▶ WRITTEN INSTRUCTION
From the entries below, gather each line containing the word "HitPaw".

++++ PROVIDED DATA

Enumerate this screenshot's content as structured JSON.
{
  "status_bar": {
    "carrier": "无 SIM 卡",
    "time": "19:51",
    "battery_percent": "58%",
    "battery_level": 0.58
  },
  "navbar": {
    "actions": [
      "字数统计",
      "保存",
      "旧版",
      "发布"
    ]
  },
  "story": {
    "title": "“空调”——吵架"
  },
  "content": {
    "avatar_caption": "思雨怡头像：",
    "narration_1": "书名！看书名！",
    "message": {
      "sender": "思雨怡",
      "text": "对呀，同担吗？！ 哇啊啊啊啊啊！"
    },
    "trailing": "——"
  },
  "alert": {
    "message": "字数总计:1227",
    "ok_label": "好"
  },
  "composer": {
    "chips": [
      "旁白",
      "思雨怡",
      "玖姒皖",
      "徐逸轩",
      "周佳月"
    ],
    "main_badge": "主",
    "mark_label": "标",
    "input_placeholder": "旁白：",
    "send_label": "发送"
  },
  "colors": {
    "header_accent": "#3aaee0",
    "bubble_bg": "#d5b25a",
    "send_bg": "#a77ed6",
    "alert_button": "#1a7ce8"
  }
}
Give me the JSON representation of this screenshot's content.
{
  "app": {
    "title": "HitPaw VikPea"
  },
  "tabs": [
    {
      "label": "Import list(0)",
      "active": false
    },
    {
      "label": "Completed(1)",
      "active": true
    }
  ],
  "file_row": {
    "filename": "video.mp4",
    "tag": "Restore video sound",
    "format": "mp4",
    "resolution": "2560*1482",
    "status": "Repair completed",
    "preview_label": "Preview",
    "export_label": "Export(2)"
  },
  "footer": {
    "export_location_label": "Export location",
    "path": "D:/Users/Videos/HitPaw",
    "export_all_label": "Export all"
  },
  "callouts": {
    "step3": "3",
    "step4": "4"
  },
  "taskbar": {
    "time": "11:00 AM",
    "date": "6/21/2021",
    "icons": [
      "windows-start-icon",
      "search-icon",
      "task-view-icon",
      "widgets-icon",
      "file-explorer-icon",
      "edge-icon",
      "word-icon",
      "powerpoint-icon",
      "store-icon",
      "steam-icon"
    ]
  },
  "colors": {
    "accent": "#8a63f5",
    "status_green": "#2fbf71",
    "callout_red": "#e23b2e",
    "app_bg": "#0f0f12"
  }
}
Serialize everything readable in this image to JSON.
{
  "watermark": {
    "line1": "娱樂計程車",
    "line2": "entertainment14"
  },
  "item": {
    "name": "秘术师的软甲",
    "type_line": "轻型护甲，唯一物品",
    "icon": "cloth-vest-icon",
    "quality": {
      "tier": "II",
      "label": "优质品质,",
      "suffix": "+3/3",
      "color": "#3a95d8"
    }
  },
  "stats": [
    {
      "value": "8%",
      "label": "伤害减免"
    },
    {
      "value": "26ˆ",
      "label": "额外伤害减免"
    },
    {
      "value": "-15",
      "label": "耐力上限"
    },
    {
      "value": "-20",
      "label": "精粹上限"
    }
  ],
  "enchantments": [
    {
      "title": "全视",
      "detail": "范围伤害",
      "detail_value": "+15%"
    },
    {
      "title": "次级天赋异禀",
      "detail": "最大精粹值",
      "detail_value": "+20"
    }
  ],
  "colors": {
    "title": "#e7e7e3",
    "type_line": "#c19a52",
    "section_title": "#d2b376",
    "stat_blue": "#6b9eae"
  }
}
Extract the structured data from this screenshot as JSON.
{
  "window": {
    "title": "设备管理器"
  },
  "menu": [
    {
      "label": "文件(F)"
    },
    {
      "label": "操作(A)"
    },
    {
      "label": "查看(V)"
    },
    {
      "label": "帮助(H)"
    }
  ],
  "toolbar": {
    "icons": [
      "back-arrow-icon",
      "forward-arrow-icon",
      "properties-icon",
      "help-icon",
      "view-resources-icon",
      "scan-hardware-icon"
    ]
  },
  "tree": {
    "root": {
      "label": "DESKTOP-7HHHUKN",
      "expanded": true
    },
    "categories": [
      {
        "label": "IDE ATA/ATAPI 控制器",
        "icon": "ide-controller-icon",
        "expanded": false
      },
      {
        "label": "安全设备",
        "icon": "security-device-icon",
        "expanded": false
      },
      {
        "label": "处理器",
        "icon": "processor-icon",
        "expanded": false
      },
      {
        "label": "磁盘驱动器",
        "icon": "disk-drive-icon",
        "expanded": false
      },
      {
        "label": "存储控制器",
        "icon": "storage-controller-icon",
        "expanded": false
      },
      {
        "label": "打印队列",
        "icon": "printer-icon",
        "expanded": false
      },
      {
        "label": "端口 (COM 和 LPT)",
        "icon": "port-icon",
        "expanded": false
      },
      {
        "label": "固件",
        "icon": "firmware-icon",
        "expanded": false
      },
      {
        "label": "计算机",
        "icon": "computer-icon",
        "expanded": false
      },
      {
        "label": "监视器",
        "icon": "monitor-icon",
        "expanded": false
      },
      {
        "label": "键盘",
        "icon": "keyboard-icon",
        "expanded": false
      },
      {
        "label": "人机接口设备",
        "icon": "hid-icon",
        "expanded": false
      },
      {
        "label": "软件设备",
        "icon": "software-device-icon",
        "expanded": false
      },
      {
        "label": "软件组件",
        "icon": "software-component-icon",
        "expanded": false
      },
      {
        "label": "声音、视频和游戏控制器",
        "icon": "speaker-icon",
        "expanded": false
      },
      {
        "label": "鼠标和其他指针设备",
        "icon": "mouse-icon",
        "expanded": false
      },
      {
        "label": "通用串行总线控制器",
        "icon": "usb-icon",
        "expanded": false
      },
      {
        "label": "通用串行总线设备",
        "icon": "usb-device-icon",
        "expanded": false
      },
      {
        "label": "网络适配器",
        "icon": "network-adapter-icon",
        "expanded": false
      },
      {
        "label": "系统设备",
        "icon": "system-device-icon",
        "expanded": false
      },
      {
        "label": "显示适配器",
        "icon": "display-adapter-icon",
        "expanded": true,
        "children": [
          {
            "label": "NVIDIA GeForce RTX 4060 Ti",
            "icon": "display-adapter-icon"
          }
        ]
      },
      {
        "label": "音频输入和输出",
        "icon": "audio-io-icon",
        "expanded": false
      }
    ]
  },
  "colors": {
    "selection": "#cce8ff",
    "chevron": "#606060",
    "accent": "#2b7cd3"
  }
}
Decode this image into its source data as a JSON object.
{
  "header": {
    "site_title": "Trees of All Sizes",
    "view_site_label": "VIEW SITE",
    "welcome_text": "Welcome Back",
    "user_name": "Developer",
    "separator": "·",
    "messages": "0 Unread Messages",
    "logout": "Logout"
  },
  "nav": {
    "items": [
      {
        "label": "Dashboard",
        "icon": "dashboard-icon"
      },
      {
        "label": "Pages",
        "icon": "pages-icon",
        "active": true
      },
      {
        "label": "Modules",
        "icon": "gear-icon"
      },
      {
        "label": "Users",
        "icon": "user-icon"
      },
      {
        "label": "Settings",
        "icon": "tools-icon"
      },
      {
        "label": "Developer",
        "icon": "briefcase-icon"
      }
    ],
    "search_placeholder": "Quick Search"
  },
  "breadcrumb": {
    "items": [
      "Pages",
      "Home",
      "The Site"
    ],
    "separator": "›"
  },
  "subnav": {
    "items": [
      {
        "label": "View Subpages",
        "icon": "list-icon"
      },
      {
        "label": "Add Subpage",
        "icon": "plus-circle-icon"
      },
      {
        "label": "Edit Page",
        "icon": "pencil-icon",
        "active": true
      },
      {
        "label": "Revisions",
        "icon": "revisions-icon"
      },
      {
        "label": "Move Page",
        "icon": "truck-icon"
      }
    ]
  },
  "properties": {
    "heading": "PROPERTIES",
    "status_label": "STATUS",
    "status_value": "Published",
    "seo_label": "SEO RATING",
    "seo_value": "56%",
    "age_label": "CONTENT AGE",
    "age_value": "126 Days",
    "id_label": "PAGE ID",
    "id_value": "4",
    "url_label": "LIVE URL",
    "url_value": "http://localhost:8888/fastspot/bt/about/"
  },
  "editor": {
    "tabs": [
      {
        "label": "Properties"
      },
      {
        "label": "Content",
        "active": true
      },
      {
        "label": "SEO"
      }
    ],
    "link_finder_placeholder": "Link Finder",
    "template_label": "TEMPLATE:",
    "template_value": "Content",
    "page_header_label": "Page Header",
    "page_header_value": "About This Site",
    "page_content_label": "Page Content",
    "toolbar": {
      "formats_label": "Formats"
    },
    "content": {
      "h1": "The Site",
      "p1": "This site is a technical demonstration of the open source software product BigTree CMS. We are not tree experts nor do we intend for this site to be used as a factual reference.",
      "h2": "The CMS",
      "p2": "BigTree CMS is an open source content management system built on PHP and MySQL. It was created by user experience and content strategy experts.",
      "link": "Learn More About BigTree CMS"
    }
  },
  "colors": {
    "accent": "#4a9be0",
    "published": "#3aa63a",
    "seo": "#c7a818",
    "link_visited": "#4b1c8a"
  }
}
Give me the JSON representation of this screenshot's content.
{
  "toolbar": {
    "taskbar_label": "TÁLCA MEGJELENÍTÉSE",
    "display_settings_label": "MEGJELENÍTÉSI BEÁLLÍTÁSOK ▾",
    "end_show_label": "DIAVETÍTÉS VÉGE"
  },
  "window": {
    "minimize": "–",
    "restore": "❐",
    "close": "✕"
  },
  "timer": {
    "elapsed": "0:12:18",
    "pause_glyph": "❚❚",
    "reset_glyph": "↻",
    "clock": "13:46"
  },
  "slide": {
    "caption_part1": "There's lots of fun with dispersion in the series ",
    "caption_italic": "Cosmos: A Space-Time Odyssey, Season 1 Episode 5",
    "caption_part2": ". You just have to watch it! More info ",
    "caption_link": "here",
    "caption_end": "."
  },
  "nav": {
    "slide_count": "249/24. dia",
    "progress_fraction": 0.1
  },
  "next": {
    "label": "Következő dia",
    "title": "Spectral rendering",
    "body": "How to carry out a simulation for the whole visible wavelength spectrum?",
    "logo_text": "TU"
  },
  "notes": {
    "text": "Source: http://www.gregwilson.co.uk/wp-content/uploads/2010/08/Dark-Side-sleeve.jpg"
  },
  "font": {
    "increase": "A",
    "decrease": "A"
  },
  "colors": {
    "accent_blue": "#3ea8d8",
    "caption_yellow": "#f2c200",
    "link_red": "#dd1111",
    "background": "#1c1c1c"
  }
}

++++++++

▶ PROBLEM SOLUTION
    "title": "HitPaw VikPea"
    "path": "D:/Users/Videos/HitPaw",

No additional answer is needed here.